[ТЕКСТ ДЛЯ ЧТЕНИЯ]:
>>>

За год военного конфликта в Донбассе украинцы выучили наизусть фамилии комбатов добровольческих батальонов, часть из которых впоследствии успели себя дискредитировать – но вряд ли сходу назовут имя хотя бы одного героя из регулярных частей ВСУ. Хотя именно армия вносит самый большой вклад в нашу победу.
"Украинская правда" решила восполнить этот пробел и рассказать о героях из Вооруженных сил. Для начала, хотя бы о тех, кто за выдающиеся смелость и мужество был отмечен самой высокой государственной наградой – "Золотой Звездой". До войны военные получали этот орден только посмертно, а ценность звания Героя Украины омрачали сомнительные фамилии удостоенных.
Теперь награды действительно нашли своих героев.
Первым из них стал полковник Михаил Забродский - на момент начала войны командир 95-ой отдельной аэромобильной бригады, лично участвующий во всех ключевых эпизодах войны, а с недавнего времени – командующий Высокомобильными десантными войсками ВСУ.
Это его авторитетный американский военный эксперт Филипп Карбер назвал "будущим украинской армии" и "лучшим командиром самой лучшей в мире бригады", совершившей в августе 2014-ого года самый длинный в новой военной истории рейд по тылам врага.
До начала войны в собственной стране Забродский возглавлял украинскую часть общей с поляками миссии миротворцев в Косово. Теперь, в сравнении с Донбассом, тот опыт кажется ему прогулкой по полигону.
Забродский внешне напоминает героя американского военного фильма. Фото Руслана Линныка |
Именно на полигоне, во время учений десантников, мы и встречаемся с ним впервые. Герой Украины не то чтобы сторонится собравшихся журналистов – но никак не стремится оказаться в их поле внимания. Беседуем мы с полковником уже в здании командования ВДВ (размещение командования после назначения Забродского перенесли из Киева в Житомир). После полугода в боях на Востоке ему настолько неуютно в собственном кабинете, что он категорический отказывается фотографироваться в интерьере.
Забродский внешне напоминает героя американского военного фильма – атлетически сложенного, с короткой стрижкой и застенчивой улыбкой. В его манерах и речи ничего героического. Романтично-лирического тоже. Он не выжимает слезу и не пытается рассмешить, не жалуется и не философствует. Зато излучает уверенность. В себе, своих словах и действиях.
И кажется, это главное, что всем сейчас нужно.
Боеспособность 95-ки – это многолетний труд многих командиров
Я родился в Днепропетровске в семье военных. Отец мой служил. Дед служил. Даже супруга – офицер. Я сам тоже всегда хотел быть военным. Соответствующее образование получил в Санкт-Петербурге. После учебы подписал контракт и остался в России на пять лет. А потом решил вернуться домой.

<<<

[Исходный перечень]:
>>>

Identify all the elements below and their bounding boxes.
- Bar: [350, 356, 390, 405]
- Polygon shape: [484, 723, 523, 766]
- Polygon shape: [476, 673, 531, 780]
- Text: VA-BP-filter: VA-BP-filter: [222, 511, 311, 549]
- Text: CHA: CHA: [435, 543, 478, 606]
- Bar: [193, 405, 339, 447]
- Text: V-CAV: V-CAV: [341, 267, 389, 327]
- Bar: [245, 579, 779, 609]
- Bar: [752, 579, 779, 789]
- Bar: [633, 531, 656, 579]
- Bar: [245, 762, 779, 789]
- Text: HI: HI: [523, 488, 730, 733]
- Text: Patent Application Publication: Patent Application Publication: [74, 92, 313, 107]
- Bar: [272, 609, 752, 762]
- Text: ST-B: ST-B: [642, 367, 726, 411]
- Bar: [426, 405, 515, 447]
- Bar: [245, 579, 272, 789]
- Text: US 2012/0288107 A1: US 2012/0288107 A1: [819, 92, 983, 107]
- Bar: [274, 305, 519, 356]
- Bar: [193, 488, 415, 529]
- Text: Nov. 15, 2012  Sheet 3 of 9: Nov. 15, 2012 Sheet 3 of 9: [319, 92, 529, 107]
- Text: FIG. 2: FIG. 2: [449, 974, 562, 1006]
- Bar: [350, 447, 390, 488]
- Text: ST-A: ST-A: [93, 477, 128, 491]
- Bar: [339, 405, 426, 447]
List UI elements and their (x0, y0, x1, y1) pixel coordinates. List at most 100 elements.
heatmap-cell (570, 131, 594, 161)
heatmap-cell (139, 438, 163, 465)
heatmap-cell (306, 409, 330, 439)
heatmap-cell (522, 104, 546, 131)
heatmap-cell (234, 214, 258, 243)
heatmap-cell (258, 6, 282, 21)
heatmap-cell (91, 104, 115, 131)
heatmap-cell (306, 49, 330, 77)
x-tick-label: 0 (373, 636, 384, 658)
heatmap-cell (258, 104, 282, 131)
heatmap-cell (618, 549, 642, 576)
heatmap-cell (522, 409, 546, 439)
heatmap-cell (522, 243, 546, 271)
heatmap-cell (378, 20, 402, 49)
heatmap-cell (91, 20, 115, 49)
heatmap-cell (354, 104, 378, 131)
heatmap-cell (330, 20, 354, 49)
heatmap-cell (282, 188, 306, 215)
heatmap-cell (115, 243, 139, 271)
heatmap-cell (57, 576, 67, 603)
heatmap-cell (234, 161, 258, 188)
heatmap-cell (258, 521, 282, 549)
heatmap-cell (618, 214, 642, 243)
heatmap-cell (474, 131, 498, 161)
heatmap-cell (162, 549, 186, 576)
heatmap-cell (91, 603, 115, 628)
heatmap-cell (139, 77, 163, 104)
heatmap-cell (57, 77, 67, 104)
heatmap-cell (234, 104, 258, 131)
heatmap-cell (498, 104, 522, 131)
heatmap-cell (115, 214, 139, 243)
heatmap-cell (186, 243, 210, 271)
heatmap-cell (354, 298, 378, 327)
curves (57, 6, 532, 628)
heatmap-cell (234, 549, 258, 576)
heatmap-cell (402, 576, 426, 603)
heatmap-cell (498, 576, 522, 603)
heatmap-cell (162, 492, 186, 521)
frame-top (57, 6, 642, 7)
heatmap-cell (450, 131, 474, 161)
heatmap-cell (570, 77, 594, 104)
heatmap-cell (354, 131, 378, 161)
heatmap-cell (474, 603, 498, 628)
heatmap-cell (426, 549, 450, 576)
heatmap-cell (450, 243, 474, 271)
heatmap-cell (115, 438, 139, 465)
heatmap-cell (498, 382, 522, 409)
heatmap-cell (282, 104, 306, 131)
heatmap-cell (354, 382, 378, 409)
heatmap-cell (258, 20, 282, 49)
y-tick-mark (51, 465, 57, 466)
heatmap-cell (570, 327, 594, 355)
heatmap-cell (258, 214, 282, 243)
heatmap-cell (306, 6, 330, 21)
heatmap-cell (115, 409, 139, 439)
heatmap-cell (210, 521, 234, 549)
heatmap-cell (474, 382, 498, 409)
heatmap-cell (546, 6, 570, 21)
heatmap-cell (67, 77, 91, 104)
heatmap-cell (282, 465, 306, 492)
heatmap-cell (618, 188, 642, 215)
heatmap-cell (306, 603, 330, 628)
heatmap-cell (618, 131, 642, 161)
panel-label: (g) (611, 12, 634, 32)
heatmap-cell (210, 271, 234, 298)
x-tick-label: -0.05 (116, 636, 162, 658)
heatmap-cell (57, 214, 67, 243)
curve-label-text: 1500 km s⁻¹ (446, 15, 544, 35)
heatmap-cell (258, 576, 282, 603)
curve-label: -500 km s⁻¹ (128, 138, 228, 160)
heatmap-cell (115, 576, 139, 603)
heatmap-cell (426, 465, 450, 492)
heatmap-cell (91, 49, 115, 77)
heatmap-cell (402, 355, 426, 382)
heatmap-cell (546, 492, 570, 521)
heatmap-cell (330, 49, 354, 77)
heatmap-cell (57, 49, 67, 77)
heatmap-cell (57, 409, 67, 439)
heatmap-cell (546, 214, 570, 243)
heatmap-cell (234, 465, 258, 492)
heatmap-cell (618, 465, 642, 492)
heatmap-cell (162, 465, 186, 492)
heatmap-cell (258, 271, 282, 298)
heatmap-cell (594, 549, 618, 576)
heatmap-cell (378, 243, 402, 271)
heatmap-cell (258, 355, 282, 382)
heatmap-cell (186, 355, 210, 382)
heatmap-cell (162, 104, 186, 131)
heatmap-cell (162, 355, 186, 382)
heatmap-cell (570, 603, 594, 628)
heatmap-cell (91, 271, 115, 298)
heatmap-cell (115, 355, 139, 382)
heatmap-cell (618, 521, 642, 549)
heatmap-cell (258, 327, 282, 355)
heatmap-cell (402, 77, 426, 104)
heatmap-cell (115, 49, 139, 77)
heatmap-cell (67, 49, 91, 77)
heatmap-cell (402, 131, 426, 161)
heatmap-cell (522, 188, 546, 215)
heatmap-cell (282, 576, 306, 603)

<<<

Согласно тексту о Михаиле Забродском, какой бригадой он командовал на момент начала войны? Перечень представляет собой самостоятельный материал, отдельный от текста.

[ПИСЬМЕННОЕ РЕШЕНИЕ]: 95-й отдельной аэромобильной бригадой.